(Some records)

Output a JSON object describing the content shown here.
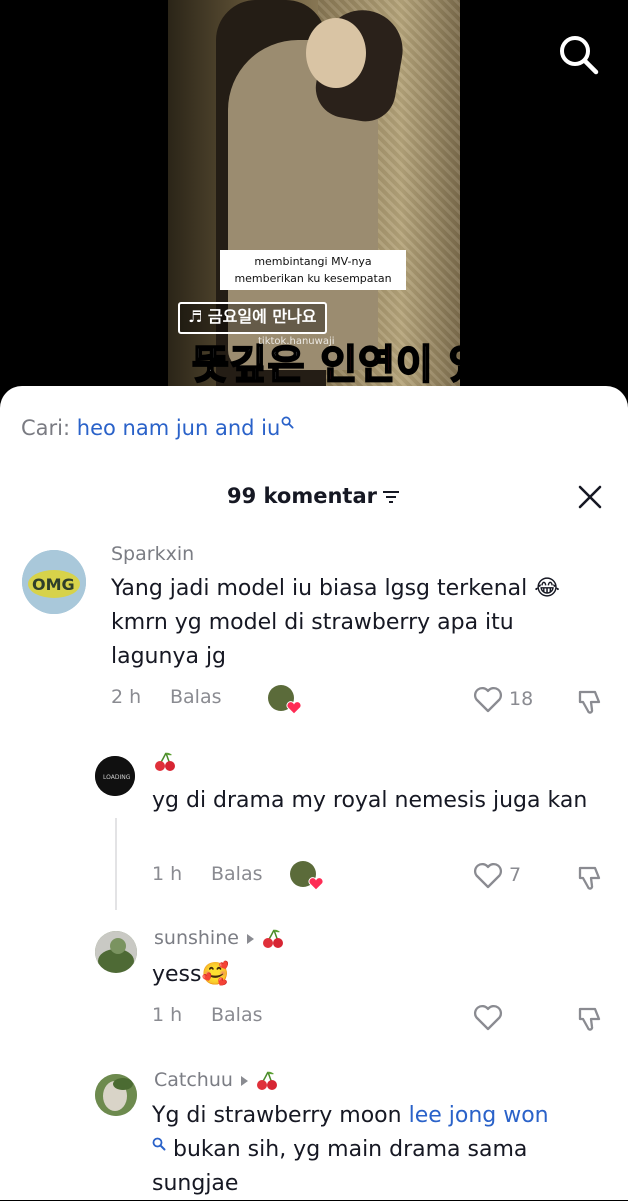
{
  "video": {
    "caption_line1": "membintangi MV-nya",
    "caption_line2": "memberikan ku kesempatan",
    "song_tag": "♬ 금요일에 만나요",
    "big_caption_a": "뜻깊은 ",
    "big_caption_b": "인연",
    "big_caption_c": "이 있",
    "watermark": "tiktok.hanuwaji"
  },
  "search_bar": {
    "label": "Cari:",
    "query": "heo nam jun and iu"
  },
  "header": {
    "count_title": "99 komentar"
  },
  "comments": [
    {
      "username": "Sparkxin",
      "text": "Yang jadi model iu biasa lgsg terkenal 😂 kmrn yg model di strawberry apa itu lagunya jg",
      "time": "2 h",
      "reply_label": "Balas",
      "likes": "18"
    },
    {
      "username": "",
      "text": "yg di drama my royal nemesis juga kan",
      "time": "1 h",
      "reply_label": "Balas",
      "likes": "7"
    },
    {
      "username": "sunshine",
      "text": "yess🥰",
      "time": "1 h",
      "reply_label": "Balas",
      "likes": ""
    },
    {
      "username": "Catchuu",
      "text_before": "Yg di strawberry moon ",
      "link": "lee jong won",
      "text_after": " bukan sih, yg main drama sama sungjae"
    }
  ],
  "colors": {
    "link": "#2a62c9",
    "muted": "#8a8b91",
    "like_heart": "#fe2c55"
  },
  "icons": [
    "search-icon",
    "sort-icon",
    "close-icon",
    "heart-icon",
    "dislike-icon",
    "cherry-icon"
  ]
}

* * *

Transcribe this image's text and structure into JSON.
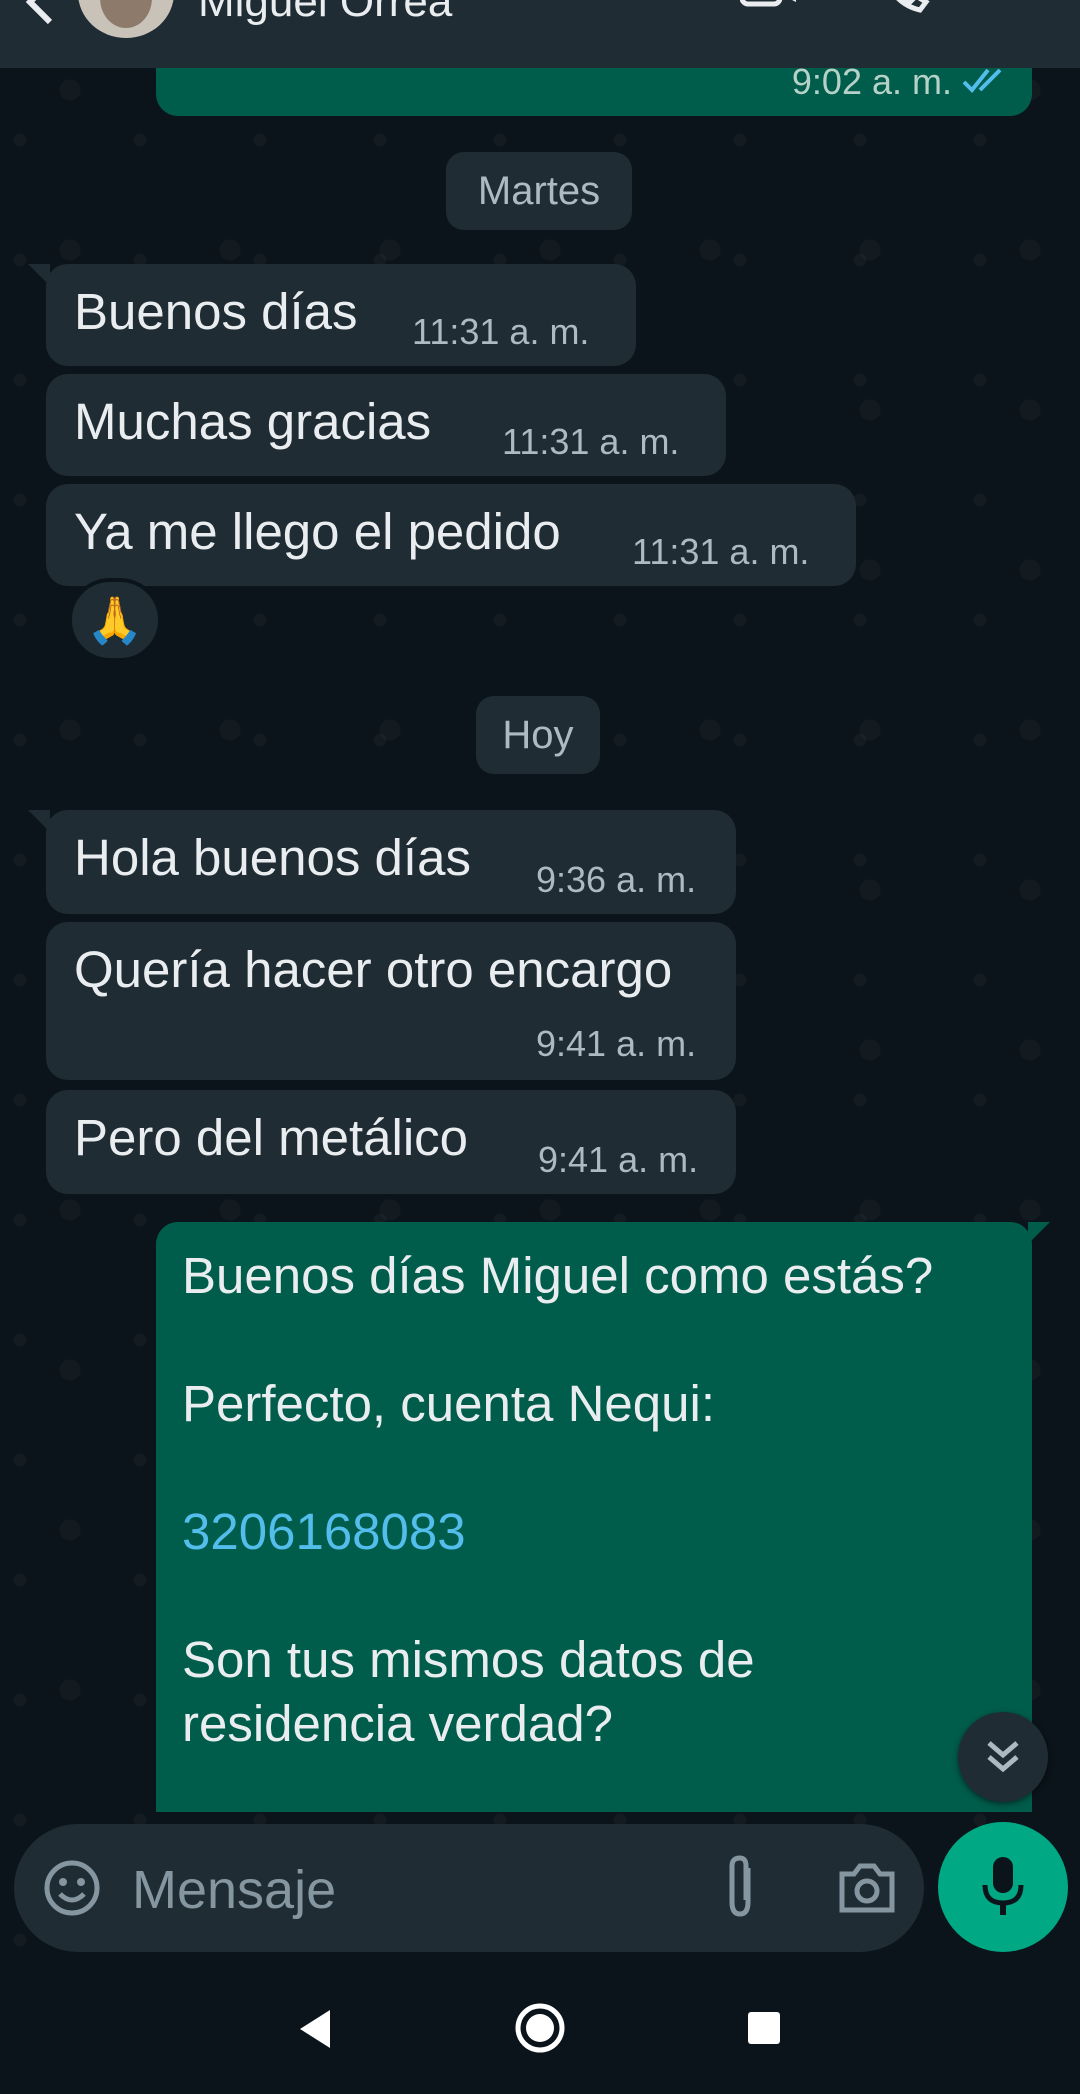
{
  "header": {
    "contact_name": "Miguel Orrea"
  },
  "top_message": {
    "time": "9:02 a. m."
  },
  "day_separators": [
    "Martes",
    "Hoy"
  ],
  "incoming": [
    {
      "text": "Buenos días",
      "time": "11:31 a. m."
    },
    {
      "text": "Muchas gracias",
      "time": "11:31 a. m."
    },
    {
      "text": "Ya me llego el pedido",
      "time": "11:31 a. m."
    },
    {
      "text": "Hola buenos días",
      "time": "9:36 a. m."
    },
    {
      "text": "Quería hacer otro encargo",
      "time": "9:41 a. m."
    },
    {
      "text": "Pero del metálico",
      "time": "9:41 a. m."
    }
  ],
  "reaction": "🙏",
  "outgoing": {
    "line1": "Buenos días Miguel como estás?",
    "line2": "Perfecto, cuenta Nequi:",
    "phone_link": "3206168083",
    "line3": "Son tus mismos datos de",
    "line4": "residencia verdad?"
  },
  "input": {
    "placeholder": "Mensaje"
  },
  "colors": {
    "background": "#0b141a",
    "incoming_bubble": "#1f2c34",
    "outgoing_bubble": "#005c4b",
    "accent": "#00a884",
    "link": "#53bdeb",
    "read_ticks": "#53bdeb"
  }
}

• [Goal]: Say how many lines of the data include the word "Miguel". Nothing other than the number should be given.

• [Answer for the task]: 2